**Work to do:** Gather each line of the material below that contains the string "官方兽医签字", and copy those lines out in full.

Raw records:
● ● ● ●

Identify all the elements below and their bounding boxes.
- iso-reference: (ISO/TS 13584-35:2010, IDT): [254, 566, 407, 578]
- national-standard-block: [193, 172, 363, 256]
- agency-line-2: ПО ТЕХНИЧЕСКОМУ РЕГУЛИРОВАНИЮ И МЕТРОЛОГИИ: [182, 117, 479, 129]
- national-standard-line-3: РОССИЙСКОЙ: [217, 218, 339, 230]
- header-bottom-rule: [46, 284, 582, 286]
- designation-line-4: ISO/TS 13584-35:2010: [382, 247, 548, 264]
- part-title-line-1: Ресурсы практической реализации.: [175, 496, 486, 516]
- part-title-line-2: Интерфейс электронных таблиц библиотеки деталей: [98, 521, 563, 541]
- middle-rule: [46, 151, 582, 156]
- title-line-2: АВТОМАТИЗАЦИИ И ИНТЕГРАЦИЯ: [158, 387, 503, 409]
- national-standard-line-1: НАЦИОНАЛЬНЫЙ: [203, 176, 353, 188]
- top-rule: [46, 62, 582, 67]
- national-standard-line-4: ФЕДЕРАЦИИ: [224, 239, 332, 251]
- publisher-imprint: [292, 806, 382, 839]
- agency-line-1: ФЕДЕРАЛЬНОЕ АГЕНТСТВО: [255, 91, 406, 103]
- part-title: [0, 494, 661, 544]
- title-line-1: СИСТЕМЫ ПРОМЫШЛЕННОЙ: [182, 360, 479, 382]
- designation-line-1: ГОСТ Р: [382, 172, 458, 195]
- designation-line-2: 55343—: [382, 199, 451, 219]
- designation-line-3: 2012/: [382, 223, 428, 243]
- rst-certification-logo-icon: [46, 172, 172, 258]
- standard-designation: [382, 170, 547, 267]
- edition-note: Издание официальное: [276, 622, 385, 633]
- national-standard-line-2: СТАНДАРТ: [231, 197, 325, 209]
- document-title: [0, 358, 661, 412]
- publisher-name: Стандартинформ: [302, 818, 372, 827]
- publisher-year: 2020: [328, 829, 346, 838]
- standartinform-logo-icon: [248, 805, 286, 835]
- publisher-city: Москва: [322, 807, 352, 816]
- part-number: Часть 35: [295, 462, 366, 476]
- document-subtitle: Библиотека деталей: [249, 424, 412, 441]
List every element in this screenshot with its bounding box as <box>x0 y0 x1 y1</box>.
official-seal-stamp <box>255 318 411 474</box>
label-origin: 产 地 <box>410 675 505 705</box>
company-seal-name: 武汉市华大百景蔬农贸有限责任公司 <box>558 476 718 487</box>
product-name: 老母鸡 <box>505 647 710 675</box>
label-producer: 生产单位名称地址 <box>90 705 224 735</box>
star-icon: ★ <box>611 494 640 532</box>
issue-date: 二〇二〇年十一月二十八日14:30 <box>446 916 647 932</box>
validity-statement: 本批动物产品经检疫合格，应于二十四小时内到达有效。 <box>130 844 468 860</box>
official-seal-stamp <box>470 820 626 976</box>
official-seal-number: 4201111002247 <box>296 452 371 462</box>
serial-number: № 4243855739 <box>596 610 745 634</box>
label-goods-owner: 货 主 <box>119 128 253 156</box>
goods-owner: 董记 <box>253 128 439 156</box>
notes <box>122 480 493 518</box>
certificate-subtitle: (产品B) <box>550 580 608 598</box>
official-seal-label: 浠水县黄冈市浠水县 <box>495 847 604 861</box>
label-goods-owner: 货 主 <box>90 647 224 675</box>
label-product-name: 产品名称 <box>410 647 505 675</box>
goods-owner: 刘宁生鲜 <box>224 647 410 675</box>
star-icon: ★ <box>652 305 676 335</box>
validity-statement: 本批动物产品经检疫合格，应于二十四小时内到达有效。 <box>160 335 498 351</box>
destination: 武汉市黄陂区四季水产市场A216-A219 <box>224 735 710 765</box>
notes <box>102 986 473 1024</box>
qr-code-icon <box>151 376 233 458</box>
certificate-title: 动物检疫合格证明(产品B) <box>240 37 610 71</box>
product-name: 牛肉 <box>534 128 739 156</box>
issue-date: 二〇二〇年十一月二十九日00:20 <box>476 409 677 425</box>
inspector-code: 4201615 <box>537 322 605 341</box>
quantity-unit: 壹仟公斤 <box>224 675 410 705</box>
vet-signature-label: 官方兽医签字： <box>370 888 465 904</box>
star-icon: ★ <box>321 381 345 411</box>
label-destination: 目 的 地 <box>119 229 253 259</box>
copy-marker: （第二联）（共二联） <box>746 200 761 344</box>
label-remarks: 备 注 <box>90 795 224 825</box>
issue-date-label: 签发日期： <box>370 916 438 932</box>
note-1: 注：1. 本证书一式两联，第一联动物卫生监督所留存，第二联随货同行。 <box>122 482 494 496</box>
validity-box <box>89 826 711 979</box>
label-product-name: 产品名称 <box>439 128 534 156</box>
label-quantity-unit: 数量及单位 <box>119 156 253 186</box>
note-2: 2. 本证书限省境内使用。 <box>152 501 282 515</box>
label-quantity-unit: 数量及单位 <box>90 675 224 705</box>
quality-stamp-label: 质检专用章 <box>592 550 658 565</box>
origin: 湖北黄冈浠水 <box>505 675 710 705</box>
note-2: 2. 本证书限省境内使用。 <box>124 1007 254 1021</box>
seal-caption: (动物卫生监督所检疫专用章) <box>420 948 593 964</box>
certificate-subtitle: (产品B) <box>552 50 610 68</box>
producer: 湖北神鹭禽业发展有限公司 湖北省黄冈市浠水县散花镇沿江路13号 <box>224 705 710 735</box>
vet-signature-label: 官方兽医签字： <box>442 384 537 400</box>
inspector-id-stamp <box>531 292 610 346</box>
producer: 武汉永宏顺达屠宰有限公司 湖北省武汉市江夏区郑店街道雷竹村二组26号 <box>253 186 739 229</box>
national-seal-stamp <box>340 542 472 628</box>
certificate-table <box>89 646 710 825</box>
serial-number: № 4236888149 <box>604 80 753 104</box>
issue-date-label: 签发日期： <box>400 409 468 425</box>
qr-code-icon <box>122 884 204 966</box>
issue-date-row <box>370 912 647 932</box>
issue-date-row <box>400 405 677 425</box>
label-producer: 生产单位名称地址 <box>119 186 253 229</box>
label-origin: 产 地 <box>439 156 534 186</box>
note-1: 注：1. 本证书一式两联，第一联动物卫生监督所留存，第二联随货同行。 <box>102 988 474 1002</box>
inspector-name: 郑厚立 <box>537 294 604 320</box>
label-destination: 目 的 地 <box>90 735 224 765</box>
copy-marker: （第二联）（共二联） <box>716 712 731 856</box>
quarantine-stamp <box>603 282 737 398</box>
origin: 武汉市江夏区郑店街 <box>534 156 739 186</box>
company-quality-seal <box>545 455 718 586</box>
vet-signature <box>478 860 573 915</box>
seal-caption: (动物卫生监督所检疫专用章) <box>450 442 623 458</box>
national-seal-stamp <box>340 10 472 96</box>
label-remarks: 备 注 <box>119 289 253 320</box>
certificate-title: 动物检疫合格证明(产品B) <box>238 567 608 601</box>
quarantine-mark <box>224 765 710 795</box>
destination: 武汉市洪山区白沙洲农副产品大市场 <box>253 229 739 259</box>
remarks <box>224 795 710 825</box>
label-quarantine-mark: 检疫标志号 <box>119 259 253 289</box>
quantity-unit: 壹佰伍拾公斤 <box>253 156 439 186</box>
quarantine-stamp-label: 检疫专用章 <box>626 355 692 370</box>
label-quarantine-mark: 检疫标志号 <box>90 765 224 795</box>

● ● ● ●

**Response to this task:**
vet-signature-label: 官方兽医签字： <box>370 888 465 904</box>
vet-signature-label: 官方兽医签字： <box>442 384 537 400</box>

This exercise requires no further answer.